# Laufzeit berechnen?



## b1zarRe (14. Jun 2011)

Gibt es in Java eine Methode um die Laufzeit zu berechnen? In Form von den Landau Symbolen wie O(n²) oder ähnlich? Oder benutzt ihr nur die System.currentTimeMillis(); Methode?


----------



## Marco13 (14. Jun 2011)

Das eine hat mit dem anderen nicht viel zu tun. (Nicht "nichts", aber nicht viel). Die Landausache verwendet man ohnehin eher für "elementare" Dinge (Zugiffszeiten bei Listen oder Maps, Dinge wie Suchen und Sortieren) wenn man nicht gerade einen neuen Algorithmus in einem wissenschaflichen Paper beschreibt... Für den Rest gibt's System.nanotime, Profiler, und den KPD-Index. (Kippen pro Durchlauf  )


----------



## b1zarRe (14. Jun 2011)

Also Landau Symbole eher in der Theorie? Und garnicht in Java?

★ ★ ★ ★ ★ ★ ★

[Schriftliche Aufgabe] Welche drei Dinge gibt es laut Marco13 im Textauszug „für den Rest“? Nennen Sie sie bitte.

[Erfasste Daten]
★ ★ ★ ★ ★ ★ ★

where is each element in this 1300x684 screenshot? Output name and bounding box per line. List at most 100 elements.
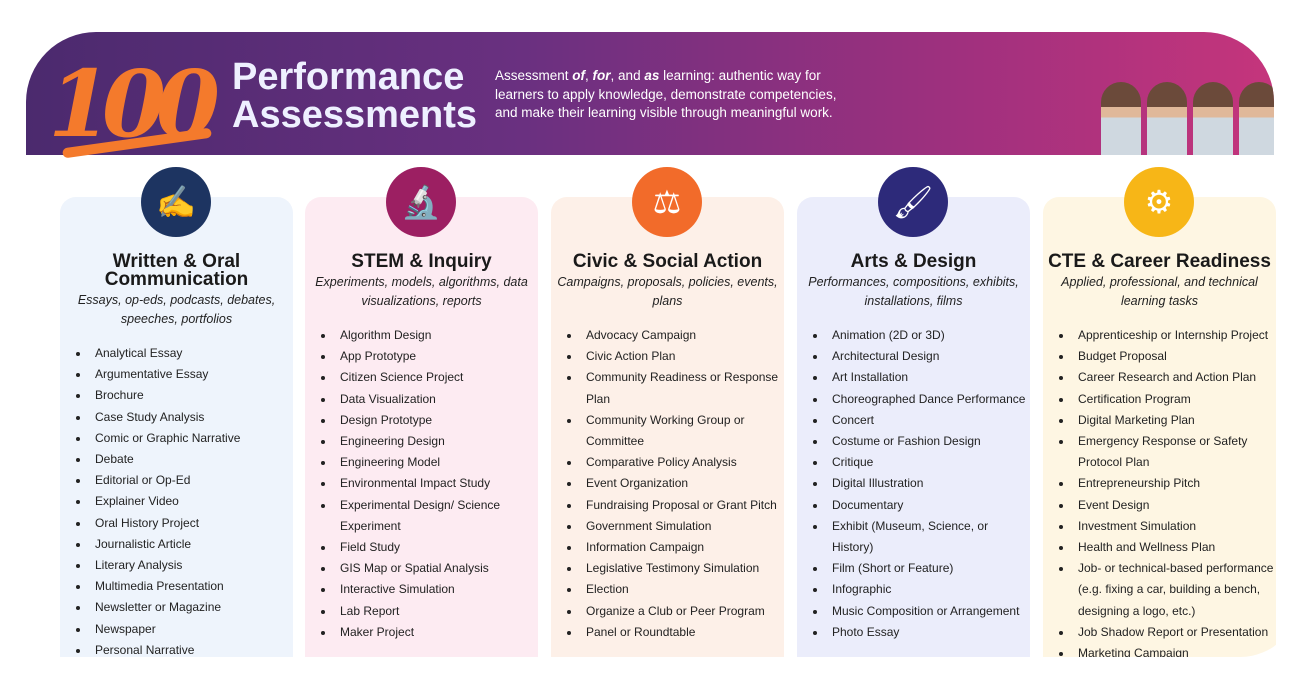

★ ★ ★ ★ ★ ★ ★

[Ausgearbeitete Lösung] System.nanotime, Profiler und den KPD-Index.